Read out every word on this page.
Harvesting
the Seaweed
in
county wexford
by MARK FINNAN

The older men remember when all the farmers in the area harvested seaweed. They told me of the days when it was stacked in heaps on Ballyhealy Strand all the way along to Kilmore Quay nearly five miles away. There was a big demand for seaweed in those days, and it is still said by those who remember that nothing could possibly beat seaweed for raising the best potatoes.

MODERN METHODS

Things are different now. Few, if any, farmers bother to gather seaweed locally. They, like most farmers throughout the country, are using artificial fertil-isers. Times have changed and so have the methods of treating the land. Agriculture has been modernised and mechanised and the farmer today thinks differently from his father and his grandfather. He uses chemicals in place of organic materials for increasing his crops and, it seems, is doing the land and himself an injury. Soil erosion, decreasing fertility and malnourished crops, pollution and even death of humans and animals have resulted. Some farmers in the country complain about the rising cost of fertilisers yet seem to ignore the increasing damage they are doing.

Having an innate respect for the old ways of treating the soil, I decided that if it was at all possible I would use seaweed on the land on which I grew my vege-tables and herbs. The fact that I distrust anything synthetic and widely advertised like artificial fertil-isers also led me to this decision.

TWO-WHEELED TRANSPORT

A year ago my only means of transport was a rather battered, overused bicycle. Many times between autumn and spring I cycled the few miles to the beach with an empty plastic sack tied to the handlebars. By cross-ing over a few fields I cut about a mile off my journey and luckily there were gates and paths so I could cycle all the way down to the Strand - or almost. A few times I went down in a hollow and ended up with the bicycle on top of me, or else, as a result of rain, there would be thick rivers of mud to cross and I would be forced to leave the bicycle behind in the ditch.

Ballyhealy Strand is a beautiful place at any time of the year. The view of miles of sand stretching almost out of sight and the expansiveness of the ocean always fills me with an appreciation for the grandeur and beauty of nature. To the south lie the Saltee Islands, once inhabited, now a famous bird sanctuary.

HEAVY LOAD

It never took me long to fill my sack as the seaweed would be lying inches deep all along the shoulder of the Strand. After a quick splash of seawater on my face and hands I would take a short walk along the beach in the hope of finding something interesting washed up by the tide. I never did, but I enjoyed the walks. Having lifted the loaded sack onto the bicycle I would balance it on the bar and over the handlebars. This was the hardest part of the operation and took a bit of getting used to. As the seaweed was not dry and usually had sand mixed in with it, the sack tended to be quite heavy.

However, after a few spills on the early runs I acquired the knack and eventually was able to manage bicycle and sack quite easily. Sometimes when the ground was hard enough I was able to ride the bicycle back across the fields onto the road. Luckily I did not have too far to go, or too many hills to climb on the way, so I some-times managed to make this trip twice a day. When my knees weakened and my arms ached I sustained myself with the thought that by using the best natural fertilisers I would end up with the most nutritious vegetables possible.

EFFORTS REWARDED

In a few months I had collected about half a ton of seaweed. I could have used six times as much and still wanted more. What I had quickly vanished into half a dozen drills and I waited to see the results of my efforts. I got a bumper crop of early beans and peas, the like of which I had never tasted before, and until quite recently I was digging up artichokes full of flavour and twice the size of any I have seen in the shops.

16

*-*-*

Direction ▸ Restate every record exactly, leaving nothing out.

Task answer ▸
Read out every word on this page.
Harvesting
the Seaweed
in
county wexford
by MARK FINNAN

The older men remember when all the farmers in the area harvested seaweed. They told me of the days when it was stacked in heaps on Ballyhealy Strand all the way along to Kilmore Quay nearly five miles away. There was a big demand for seaweed in those days, and it is still said by those who remember that nothing could possibly beat seaweed for raising the best potatoes.

MODERN METHODS

Things are different now. Few, if any, farmers bother to gather seaweed locally. They, like most farmers throughout the country, are using artificial fertil-isers. Times have changed and so have the methods of treating the land. Agriculture has been modernised and mechanised and the farmer today thinks differently from his father and his grandfather. He uses chemicals in place of organic materials for increasing his crops and, it seems, is doing the land and himself an injury. Soil erosion, decreasing fertility and malnourished crops, pollution and even death of humans and animals have resulted. Some farmers in the country complain about the rising cost of fertilisers yet seem to ignore the increasing damage they are doing.

Having an innate respect for the old ways of treating the soil, I decided that if it was at all possible I would use seaweed on the land on which I grew my vege-tables and herbs. The fact that I distrust anything synthetic and widely advertised like artificial fertil-isers also led me to this decision.

TWO-WHEELED TRANSPORT

A year ago my only means of transport was a rather battered, overused bicycle. Many times between autumn and spring I cycled the few miles to the beach with an empty plastic sack tied to the handlebars. By cross-ing over a few fields I cut about a mile off my journey and luckily there were gates and paths so I could cycle all the way down to the Strand - or almost. A few times I went down in a hollow and ended up with the bicycle on top of me, or else, as a result of rain, there would be thick rivers of mud to cross and I would be forced to leave the bicycle behind in the ditch.

Ballyhealy Strand is a beautiful place at any time of the year. The view of miles of sand stretching almost out of sight and the expansiveness of the ocean always fills me with an appreciation for the grandeur and beauty of nature. To the south lie the Saltee Islands, once inhabited, now a famous bird sanctuary.

HEAVY LOAD

It never took me long to fill my sack as the seaweed would be lying inches deep all along the shoulder of the Strand. After a quick splash of seawater on my face and hands I would take a short walk along the beach in the hope of finding something interesting washed up by the tide. I never did, but I enjoyed the walks. Having lifted the loaded sack onto the bicycle I would balance it on the bar and over the handlebars. This was the hardest part of the operation and took a bit of getting used to. As the seaweed was not dry and usually had sand mixed in with it, the sack tended to be quite heavy.

However, after a few spills on the early runs I acquired the knack and eventually was able to manage bicycle and sack quite easily. Sometimes when the ground was hard enough I was able to ride the bicycle back across the fields onto the road. Luckily I did not have too far to go, or too many hills to climb on the way, so I some-times managed to make this trip twice a day. When my knees weakened and my arms ached I sustained myself with the thought that by using the best natural fertilisers I would end up with the most nutritious vegetables possible.

EFFORTS REWARDED

In a few months I had collected about half a ton of seaweed. I could have used six times as much and still wanted more. What I had quickly vanished into half a dozen drills and I waited to see the results of my efforts. I got a bumper crop of early beans and peas, the like of which I had never tasted before, and until quite recently I was digging up artichokes full of flavour and twice the size of any I have seen in the shops.

16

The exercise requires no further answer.